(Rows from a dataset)
>> begin

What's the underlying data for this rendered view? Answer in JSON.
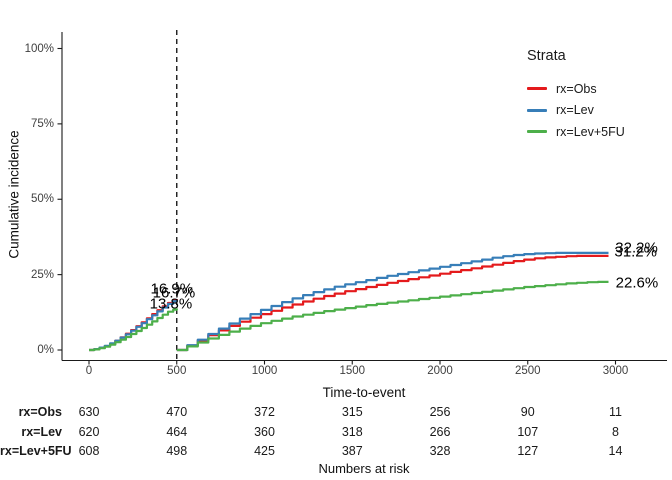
{
  "colors": {
    "obs": "#E41A1C",
    "lev": "#377EB8",
    "lev5fu": "#4DAF4A",
    "axis": "#1a1a1a",
    "reference_line": "#1a1a1a"
  },
  "figure": {
    "y_axis": {
      "title": "Cumulative incidence",
      "ticks": [
        {
          "label": "0%",
          "value": 0
        },
        {
          "label": "25%",
          "value": 25
        },
        {
          "label": "50%",
          "value": 50
        },
        {
          "label": "75%",
          "value": 75
        },
        {
          "label": "100%",
          "value": 100
        }
      ]
    },
    "x_axis": {
      "title": "Time-to-event",
      "ticks": [
        {
          "label": "0",
          "value": 0
        },
        {
          "label": "500",
          "value": 500
        },
        {
          "label": "1000",
          "value": 1000
        },
        {
          "label": "1500",
          "value": 1500
        },
        {
          "label": "2000",
          "value": 2000
        },
        {
          "label": "2500",
          "value": 2500
        },
        {
          "label": "3000",
          "value": 3000
        }
      ]
    },
    "legend": {
      "title": "Strata",
      "entries": [
        {
          "label": "rx=Obs",
          "color": "#E41A1C"
        },
        {
          "label": "rx=Lev",
          "color": "#377EB8"
        },
        {
          "label": "rx=Lev+5FU",
          "color": "#4DAF4A"
        }
      ]
    }
  },
  "chart_data": {
    "type": "line",
    "subtype": "step-cumulative-incidence-landmark",
    "xlabel": "Time-to-event",
    "ylabel": "Cumulative incidence",
    "xlim": [
      0,
      3290
    ],
    "ylim_pct": [
      0,
      100
    ],
    "grid": false,
    "legend_position": "top-right",
    "reference_line_x": 500,
    "annotations": [
      {
        "text": "16.9%",
        "t": 472,
        "pct": 20.2
      },
      {
        "text": "16.7%",
        "t": 484,
        "pct": 19.0
      },
      {
        "text": "13.8%",
        "t": 467,
        "pct": 15.3
      },
      {
        "text": "32.2%",
        "t": 3120,
        "pct": 33.8
      },
      {
        "text": "31.2%",
        "t": 3115,
        "pct": 32.5
      },
      {
        "text": "22.6%",
        "t": 3122,
        "pct": 22.2
      }
    ],
    "series": [
      {
        "name": "rx=Obs",
        "color": "#E41A1C",
        "segments": [
          [
            [
              0,
              0
            ],
            [
              30,
              0.3
            ],
            [
              60,
              0.7
            ],
            [
              90,
              1.3
            ],
            [
              120,
              2.1
            ],
            [
              150,
              3.1
            ],
            [
              180,
              4.2
            ],
            [
              210,
              5.4
            ],
            [
              240,
              6.6
            ],
            [
              270,
              7.9
            ],
            [
              300,
              9.2
            ],
            [
              330,
              10.5
            ],
            [
              360,
              11.9
            ],
            [
              390,
              13.2
            ],
            [
              420,
              14.5
            ],
            [
              450,
              15.6
            ],
            [
              480,
              16.5
            ],
            [
              500,
              16.9
            ]
          ],
          [
            [
              500,
              0
            ],
            [
              560,
              1.5
            ],
            [
              620,
              3.2
            ],
            [
              680,
              4.9
            ],
            [
              740,
              6.5
            ],
            [
              800,
              8.0
            ],
            [
              860,
              9.4
            ],
            [
              920,
              10.7
            ],
            [
              980,
              11.9
            ],
            [
              1040,
              13.0
            ],
            [
              1100,
              14.1
            ],
            [
              1160,
              15.1
            ],
            [
              1220,
              16.1
            ],
            [
              1280,
              17.0
            ],
            [
              1340,
              17.9
            ],
            [
              1400,
              18.7
            ],
            [
              1460,
              19.5
            ],
            [
              1520,
              20.2
            ],
            [
              1580,
              20.9
            ],
            [
              1640,
              21.6
            ],
            [
              1700,
              22.3
            ],
            [
              1760,
              22.9
            ],
            [
              1820,
              23.5
            ],
            [
              1880,
              24.1
            ],
            [
              1940,
              24.7
            ],
            [
              2000,
              25.3
            ],
            [
              2060,
              25.9
            ],
            [
              2120,
              26.5
            ],
            [
              2180,
              27.1
            ],
            [
              2240,
              27.7
            ],
            [
              2300,
              28.3
            ],
            [
              2360,
              28.9
            ],
            [
              2420,
              29.5
            ],
            [
              2480,
              30.0
            ],
            [
              2540,
              30.4
            ],
            [
              2600,
              30.7
            ],
            [
              2660,
              30.9
            ],
            [
              2720,
              31.1
            ],
            [
              2780,
              31.2
            ],
            [
              2840,
              31.2
            ],
            [
              2900,
              31.2
            ],
            [
              2960,
              31.2
            ]
          ]
        ]
      },
      {
        "name": "rx=Lev",
        "color": "#377EB8",
        "segments": [
          [
            [
              0,
              0
            ],
            [
              30,
              0.3
            ],
            [
              60,
              0.8
            ],
            [
              90,
              1.4
            ],
            [
              120,
              2.2
            ],
            [
              150,
              3.1
            ],
            [
              180,
              4.1
            ],
            [
              210,
              5.2
            ],
            [
              240,
              6.4
            ],
            [
              270,
              7.7
            ],
            [
              300,
              8.9
            ],
            [
              330,
              10.2
            ],
            [
              360,
              11.5
            ],
            [
              390,
              12.8
            ],
            [
              420,
              14.1
            ],
            [
              450,
              15.3
            ],
            [
              480,
              16.2
            ],
            [
              500,
              16.7
            ]
          ],
          [
            [
              500,
              0
            ],
            [
              560,
              1.6
            ],
            [
              620,
              3.4
            ],
            [
              680,
              5.3
            ],
            [
              740,
              7.1
            ],
            [
              800,
              8.8
            ],
            [
              860,
              10.4
            ],
            [
              920,
              11.9
            ],
            [
              980,
              13.3
            ],
            [
              1040,
              14.6
            ],
            [
              1100,
              15.9
            ],
            [
              1160,
              17.1
            ],
            [
              1220,
              18.2
            ],
            [
              1280,
              19.2
            ],
            [
              1340,
              20.1
            ],
            [
              1400,
              21.0
            ],
            [
              1460,
              21.8
            ],
            [
              1520,
              22.5
            ],
            [
              1580,
              23.2
            ],
            [
              1640,
              23.9
            ],
            [
              1700,
              24.6
            ],
            [
              1760,
              25.2
            ],
            [
              1820,
              25.8
            ],
            [
              1880,
              26.4
            ],
            [
              1940,
              27.0
            ],
            [
              2000,
              27.6
            ],
            [
              2060,
              28.2
            ],
            [
              2120,
              28.8
            ],
            [
              2180,
              29.4
            ],
            [
              2240,
              30.0
            ],
            [
              2300,
              30.6
            ],
            [
              2360,
              31.1
            ],
            [
              2420,
              31.5
            ],
            [
              2480,
              31.8
            ],
            [
              2540,
              32.0
            ],
            [
              2600,
              32.1
            ],
            [
              2660,
              32.2
            ],
            [
              2720,
              32.2
            ],
            [
              2780,
              32.2
            ],
            [
              2840,
              32.2
            ],
            [
              2900,
              32.2
            ],
            [
              2960,
              32.2
            ]
          ]
        ]
      },
      {
        "name": "rx=Lev+5FU",
        "color": "#4DAF4A",
        "segments": [
          [
            [
              0,
              0
            ],
            [
              30,
              0.2
            ],
            [
              60,
              0.6
            ],
            [
              90,
              1.1
            ],
            [
              120,
              1.8
            ],
            [
              150,
              2.6
            ],
            [
              180,
              3.4
            ],
            [
              210,
              4.3
            ],
            [
              240,
              5.3
            ],
            [
              270,
              6.3
            ],
            [
              300,
              7.3
            ],
            [
              330,
              8.4
            ],
            [
              360,
              9.5
            ],
            [
              390,
              10.6
            ],
            [
              420,
              11.7
            ],
            [
              450,
              12.7
            ],
            [
              480,
              13.4
            ],
            [
              500,
              13.8
            ]
          ],
          [
            [
              500,
              0
            ],
            [
              560,
              1.2
            ],
            [
              620,
              2.5
            ],
            [
              680,
              3.8
            ],
            [
              740,
              5.0
            ],
            [
              800,
              6.1
            ],
            [
              860,
              7.1
            ],
            [
              920,
              8.0
            ],
            [
              980,
              8.9
            ],
            [
              1040,
              9.7
            ],
            [
              1100,
              10.4
            ],
            [
              1160,
              11.1
            ],
            [
              1220,
              11.7
            ],
            [
              1280,
              12.3
            ],
            [
              1340,
              12.9
            ],
            [
              1400,
              13.4
            ],
            [
              1460,
              13.9
            ],
            [
              1520,
              14.4
            ],
            [
              1580,
              14.9
            ],
            [
              1640,
              15.3
            ],
            [
              1700,
              15.7
            ],
            [
              1760,
              16.1
            ],
            [
              1820,
              16.5
            ],
            [
              1880,
              16.9
            ],
            [
              1940,
              17.3
            ],
            [
              2000,
              17.7
            ],
            [
              2060,
              18.1
            ],
            [
              2120,
              18.5
            ],
            [
              2180,
              18.9
            ],
            [
              2240,
              19.3
            ],
            [
              2300,
              19.7
            ],
            [
              2360,
              20.1
            ],
            [
              2420,
              20.5
            ],
            [
              2480,
              20.9
            ],
            [
              2540,
              21.2
            ],
            [
              2600,
              21.5
            ],
            [
              2660,
              21.8
            ],
            [
              2720,
              22.1
            ],
            [
              2780,
              22.3
            ],
            [
              2840,
              22.5
            ],
            [
              2900,
              22.6
            ],
            [
              2960,
              22.6
            ]
          ]
        ]
      }
    ]
  },
  "risk_table": {
    "caption": "Numbers at risk",
    "times": [
      0,
      500,
      1000,
      1500,
      2000,
      2500,
      3000
    ],
    "rows": [
      {
        "label": "rx=Obs",
        "values": [
          "630",
          "470",
          "372",
          "315",
          "256",
          "90",
          "11"
        ]
      },
      {
        "label": "rx=Lev",
        "values": [
          "620",
          "464",
          "360",
          "318",
          "266",
          "107",
          "8"
        ]
      },
      {
        "label": "rx=Lev+5FU",
        "values": [
          "608",
          "498",
          "425",
          "387",
          "328",
          "127",
          "14"
        ]
      }
    ]
  }
}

>> end

● EXERCISE GOAL: Search the preceding listing for the word "incidence" and pull out every line that holds it.

● EXERCISE SOLUTION:
      "title": "Cumulative incidence",
    "subtype": "step-cumulative-incidence-landmark",
    "ylabel": "Cumulative incidence",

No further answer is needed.